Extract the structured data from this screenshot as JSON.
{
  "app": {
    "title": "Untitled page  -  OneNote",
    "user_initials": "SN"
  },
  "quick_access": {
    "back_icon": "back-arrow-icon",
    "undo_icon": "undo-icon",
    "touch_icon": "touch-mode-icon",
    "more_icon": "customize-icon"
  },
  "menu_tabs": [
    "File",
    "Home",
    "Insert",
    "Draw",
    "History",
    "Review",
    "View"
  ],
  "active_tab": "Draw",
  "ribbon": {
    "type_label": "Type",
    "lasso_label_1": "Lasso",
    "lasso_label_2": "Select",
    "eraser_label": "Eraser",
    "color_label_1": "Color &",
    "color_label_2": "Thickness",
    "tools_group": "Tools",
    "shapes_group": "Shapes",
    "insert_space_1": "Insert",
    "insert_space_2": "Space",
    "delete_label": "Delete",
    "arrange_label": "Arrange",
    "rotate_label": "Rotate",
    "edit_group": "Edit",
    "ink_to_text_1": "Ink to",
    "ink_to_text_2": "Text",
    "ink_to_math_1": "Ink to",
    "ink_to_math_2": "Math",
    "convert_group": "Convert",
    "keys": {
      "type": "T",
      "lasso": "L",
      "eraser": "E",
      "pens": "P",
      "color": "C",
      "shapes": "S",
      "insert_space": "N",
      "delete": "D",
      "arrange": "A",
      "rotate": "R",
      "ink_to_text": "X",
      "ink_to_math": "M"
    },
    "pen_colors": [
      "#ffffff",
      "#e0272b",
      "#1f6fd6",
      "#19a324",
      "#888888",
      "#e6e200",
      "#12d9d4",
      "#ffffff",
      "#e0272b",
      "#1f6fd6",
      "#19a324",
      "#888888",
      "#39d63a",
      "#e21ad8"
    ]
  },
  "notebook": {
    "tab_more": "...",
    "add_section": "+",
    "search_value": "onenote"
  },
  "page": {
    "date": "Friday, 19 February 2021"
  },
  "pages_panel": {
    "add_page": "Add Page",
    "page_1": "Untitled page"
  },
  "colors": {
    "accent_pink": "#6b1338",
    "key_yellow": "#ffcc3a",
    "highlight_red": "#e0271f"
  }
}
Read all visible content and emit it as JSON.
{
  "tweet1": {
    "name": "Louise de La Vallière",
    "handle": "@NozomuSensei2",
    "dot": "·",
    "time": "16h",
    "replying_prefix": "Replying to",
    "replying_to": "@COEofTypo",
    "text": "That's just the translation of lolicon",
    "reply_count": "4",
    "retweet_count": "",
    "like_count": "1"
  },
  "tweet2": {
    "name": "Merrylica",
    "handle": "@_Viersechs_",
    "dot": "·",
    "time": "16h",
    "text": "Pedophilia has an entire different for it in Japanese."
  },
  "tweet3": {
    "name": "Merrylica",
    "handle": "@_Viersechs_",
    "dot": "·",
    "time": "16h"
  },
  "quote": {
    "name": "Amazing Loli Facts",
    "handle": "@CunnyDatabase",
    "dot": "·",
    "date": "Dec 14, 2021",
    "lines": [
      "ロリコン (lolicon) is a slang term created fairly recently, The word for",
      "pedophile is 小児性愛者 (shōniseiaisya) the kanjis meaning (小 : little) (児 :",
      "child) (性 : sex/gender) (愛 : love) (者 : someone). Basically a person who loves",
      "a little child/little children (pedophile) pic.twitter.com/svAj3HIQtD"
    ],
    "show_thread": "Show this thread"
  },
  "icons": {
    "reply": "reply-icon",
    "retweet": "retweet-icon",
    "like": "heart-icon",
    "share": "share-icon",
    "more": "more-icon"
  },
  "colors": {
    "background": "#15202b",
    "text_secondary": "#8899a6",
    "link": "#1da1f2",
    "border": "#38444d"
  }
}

........

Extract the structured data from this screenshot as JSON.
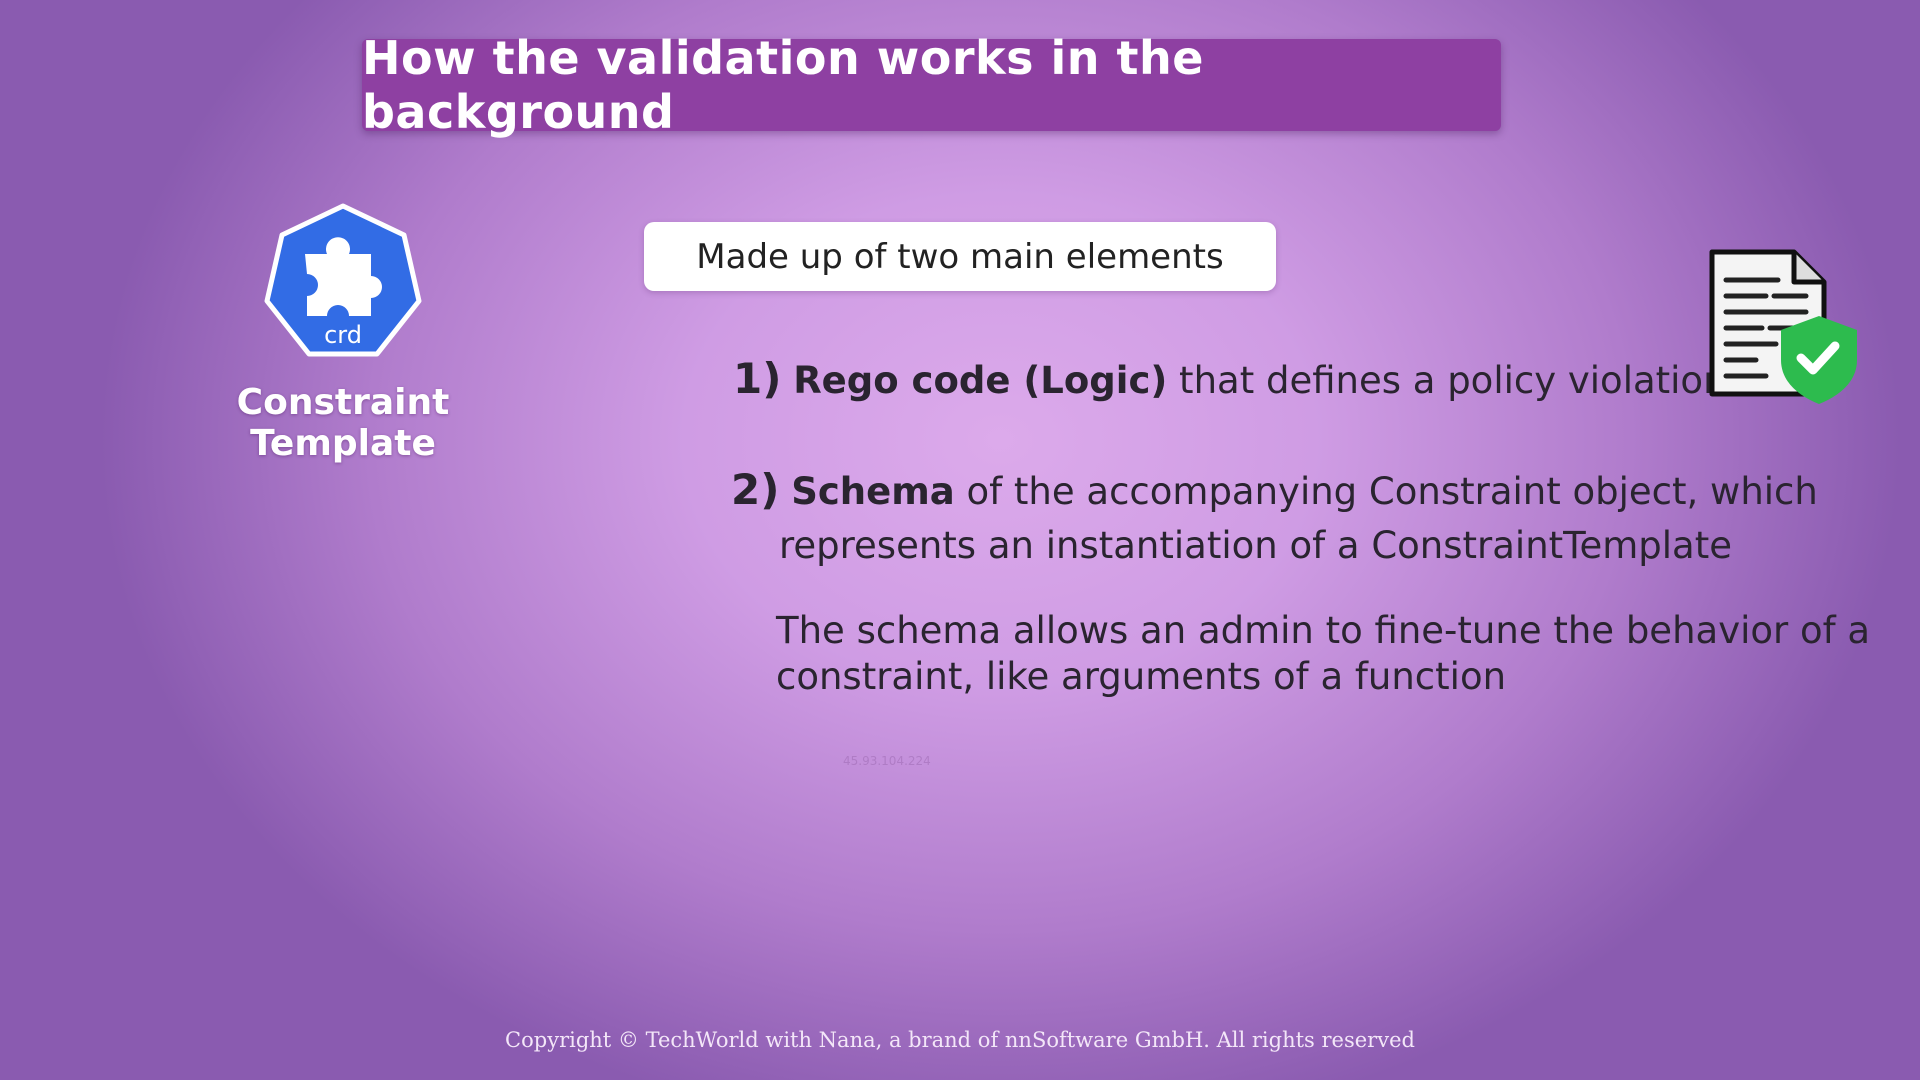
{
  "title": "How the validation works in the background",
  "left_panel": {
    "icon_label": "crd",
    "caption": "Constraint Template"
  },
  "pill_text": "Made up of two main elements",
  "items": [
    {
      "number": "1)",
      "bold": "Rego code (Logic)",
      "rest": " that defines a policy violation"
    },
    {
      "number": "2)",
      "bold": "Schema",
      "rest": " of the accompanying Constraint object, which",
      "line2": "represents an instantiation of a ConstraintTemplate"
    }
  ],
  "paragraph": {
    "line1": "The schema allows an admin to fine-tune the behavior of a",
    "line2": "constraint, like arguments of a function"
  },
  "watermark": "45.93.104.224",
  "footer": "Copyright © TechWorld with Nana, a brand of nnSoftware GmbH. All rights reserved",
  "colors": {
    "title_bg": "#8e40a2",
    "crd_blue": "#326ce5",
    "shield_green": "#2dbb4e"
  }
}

........

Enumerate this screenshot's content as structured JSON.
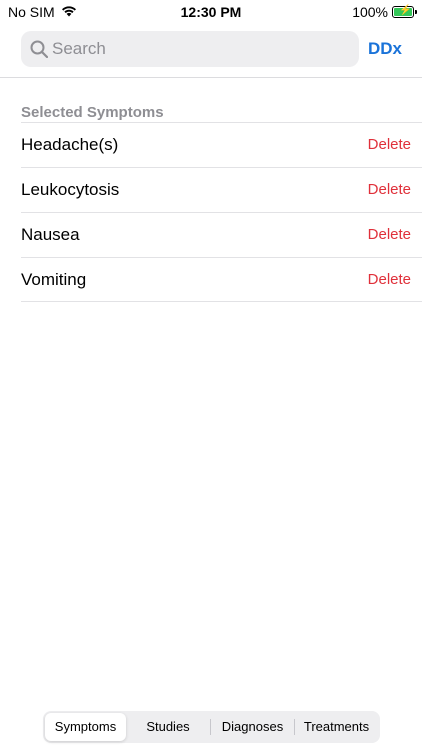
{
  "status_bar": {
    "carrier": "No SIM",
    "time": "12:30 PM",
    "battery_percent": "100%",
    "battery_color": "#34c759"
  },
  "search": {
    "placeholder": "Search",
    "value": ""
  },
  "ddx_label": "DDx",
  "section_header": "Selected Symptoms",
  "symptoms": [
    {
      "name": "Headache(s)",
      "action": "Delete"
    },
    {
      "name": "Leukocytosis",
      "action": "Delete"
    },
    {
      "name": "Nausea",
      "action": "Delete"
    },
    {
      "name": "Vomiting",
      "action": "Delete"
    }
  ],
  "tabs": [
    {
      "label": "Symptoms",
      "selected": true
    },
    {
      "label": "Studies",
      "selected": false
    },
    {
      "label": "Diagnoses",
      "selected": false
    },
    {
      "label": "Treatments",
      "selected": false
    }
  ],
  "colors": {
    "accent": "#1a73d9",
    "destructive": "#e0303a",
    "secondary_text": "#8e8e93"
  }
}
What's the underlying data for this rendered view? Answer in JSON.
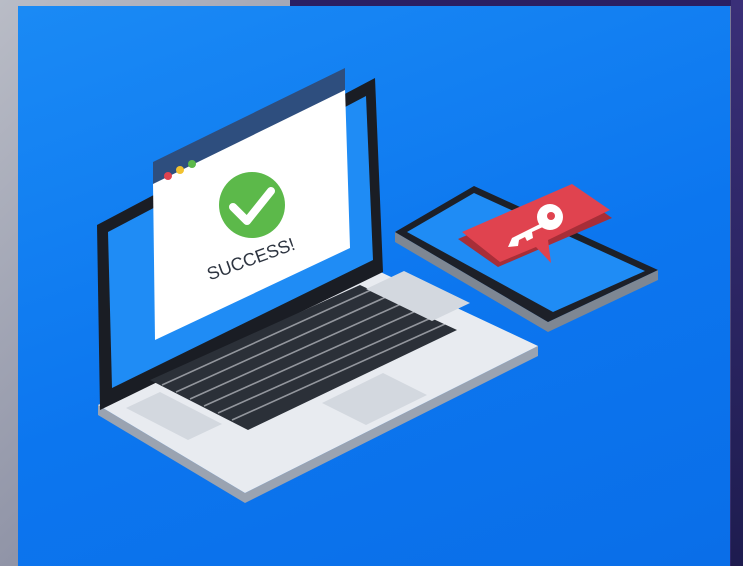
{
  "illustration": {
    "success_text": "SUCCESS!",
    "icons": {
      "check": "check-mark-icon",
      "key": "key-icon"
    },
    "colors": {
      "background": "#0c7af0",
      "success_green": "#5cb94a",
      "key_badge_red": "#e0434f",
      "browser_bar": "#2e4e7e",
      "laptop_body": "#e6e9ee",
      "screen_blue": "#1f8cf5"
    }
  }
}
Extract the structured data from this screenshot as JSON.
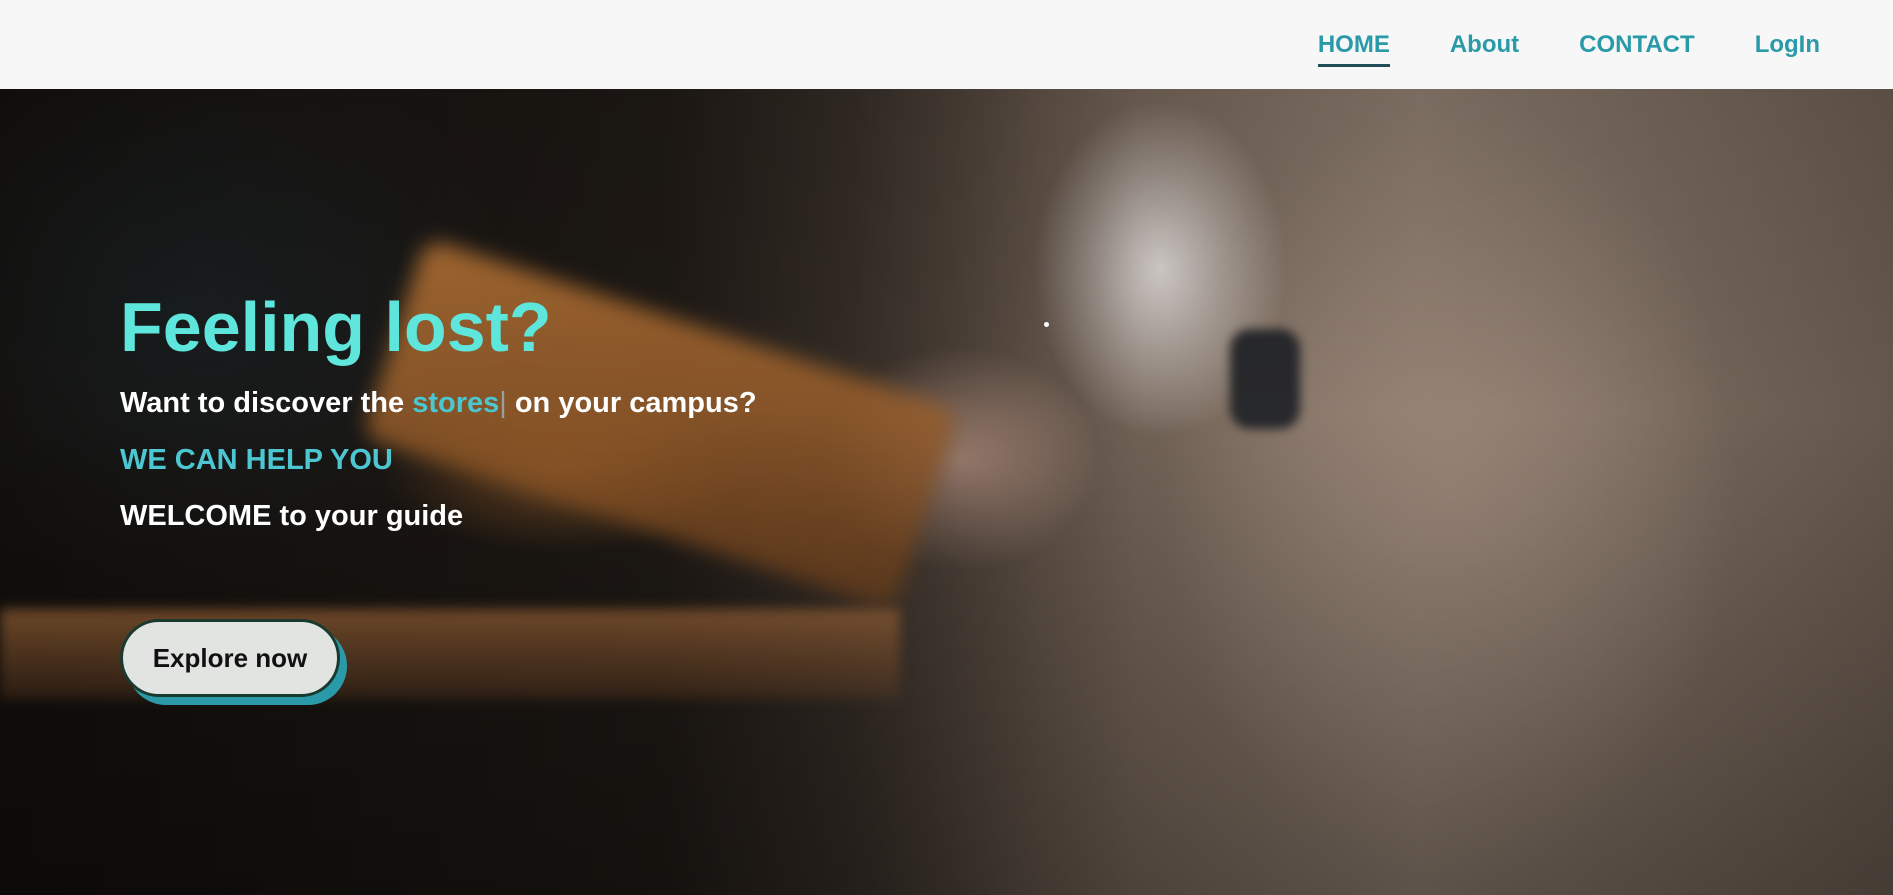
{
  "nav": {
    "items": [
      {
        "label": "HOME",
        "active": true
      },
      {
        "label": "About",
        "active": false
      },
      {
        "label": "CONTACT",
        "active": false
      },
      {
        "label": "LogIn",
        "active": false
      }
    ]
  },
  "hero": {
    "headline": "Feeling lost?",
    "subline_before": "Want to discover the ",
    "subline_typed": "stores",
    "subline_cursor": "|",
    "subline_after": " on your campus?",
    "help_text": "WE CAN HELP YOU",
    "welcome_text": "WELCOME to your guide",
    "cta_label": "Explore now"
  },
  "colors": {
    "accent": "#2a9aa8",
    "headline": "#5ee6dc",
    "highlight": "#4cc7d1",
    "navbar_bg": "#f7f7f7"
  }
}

........

> _REQUIRED WORK_
Where does the word "your" appear in the listing? List each line that holds it.

> _ANSWER_
    "subline_after": " on your campus?",
    "welcome_text": "WELCOME to your guide",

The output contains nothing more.